» **Aim**
Rewrite the stretch from the line containing "798, 1128, 868]" through the line containing "458, 1088, 494]" with "calendar-icon" changed to "date-picker-icon" and nothing else altered. Return only those lines.

» **Supplied material**
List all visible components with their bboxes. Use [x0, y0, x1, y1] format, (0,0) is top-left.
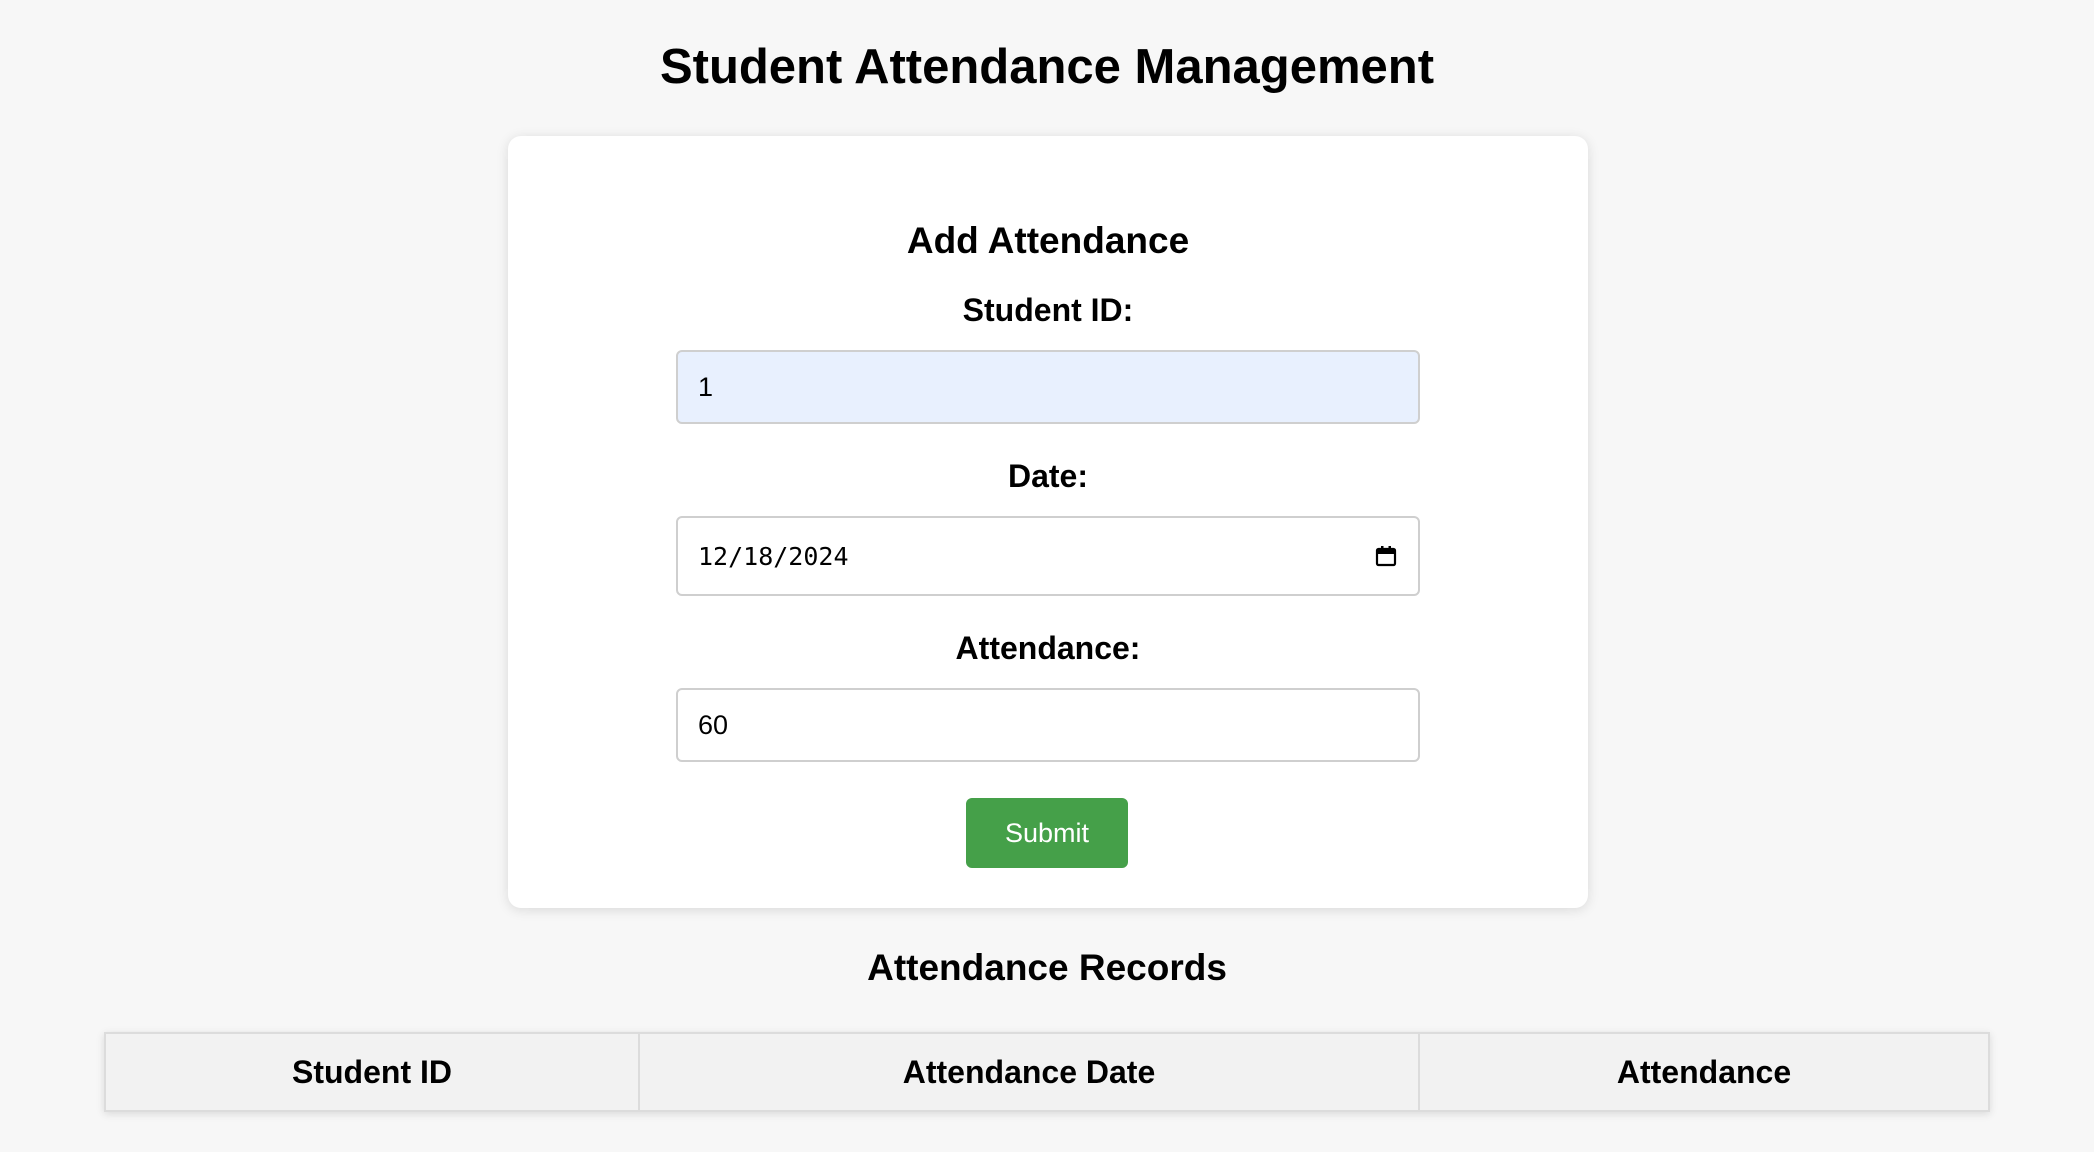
submit-button[interactable]: Submit	[966, 798, 1128, 868]
form-title: Add Attendance	[906, 220, 1190, 261]
attendance-label: Attendance:	[955, 630, 1141, 666]
column-header-attendance: Attendance	[1418, 1032, 1990, 1112]
calendar-icon[interactable]	[1374, 544, 1398, 568]
column-header-attendance-date: Attendance Date	[638, 1032, 1420, 1112]
date-value: 12/18/2024	[698, 541, 849, 571]
attendance-value: 60	[698, 709, 729, 740]
date-label: Date:	[1007, 458, 1088, 494]
attendance-records-table: Student ID Attendance Date Attendance	[104, 1032, 1990, 1112]
student-id-label: Student ID:	[962, 292, 1134, 328]
student-id-value: 1	[698, 371, 714, 402]
table-header-row: Student ID Attendance Date Attendance	[104, 1032, 1990, 1112]
add-attendance-form: Add Attendance Student ID: 1 Date: 12/18…	[508, 136, 1588, 908]
page-title: Student Attendance Management	[659, 40, 1435, 94]
attendance-input[interactable]: 60	[676, 688, 1420, 762]
student-id-input[interactable]: 1	[676, 350, 1420, 424]
records-title: Attendance Records	[867, 947, 1227, 988]
column-header-student-id: Student ID	[104, 1032, 640, 1112]
date-input[interactable]: 12/18/2024	[676, 516, 1420, 596]
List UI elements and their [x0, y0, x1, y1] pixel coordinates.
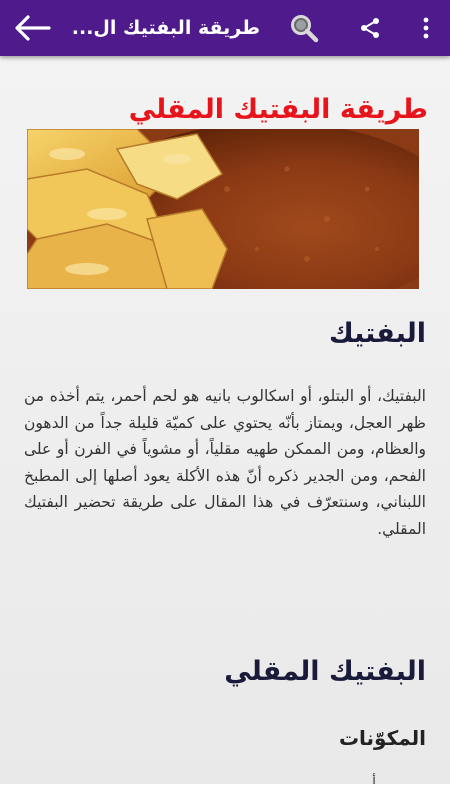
section-heading-ingredients: المكوّنات	[338, 726, 426, 750]
bottom-strip	[0, 784, 450, 800]
hero-image	[27, 129, 419, 289]
back-arrow-icon	[15, 15, 51, 41]
intro-paragraph: البفتيك، أو البتلو، أو اسكالوب بانيه هو …	[24, 387, 426, 538]
appbar-title: طريقة البفتيك ال...	[71, 17, 260, 39]
article-content[interactable]: طريقة البفتيك المقلي البفتيك البفتيك، أو…	[0, 56, 450, 784]
partial-list-item: أ	[372, 775, 376, 784]
search-icon	[291, 15, 319, 43]
more-vert-icon	[423, 17, 429, 39]
overflow-menu-button[interactable]	[410, 8, 442, 48]
share-button[interactable]	[350, 8, 390, 48]
section-heading-beefsteak: البفتيك	[328, 318, 426, 349]
article-title: طريقة البفتيك المقلي	[128, 94, 428, 125]
section-heading-fried-beefsteak: البفتيك المقلي	[224, 656, 426, 687]
fried-steak-photo	[27, 129, 419, 289]
back-button[interactable]	[10, 6, 54, 50]
app-bar: طريقة البفتيك ال...	[0, 0, 450, 56]
share-icon	[361, 18, 379, 38]
search-button[interactable]	[284, 8, 324, 48]
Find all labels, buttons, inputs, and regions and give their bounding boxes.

» **The completed task**
submit-button[interactable]: Submit	[966, 798, 1128, 868]
form-title: Add Attendance	[906, 220, 1190, 261]
attendance-label: Attendance:	[955, 630, 1141, 666]
column-header-attendance: Attendance	[1418, 1032, 1990, 1112]
date-picker-icon[interactable]	[1374, 544, 1398, 568]
column-header-attendance-date: Attendance Date	[638, 1032, 1420, 1112]
date-value: 12/18/2024	[698, 541, 849, 571]
attendance-value: 60	[698, 709, 729, 740]
date-label: Date:	[1007, 458, 1088, 494]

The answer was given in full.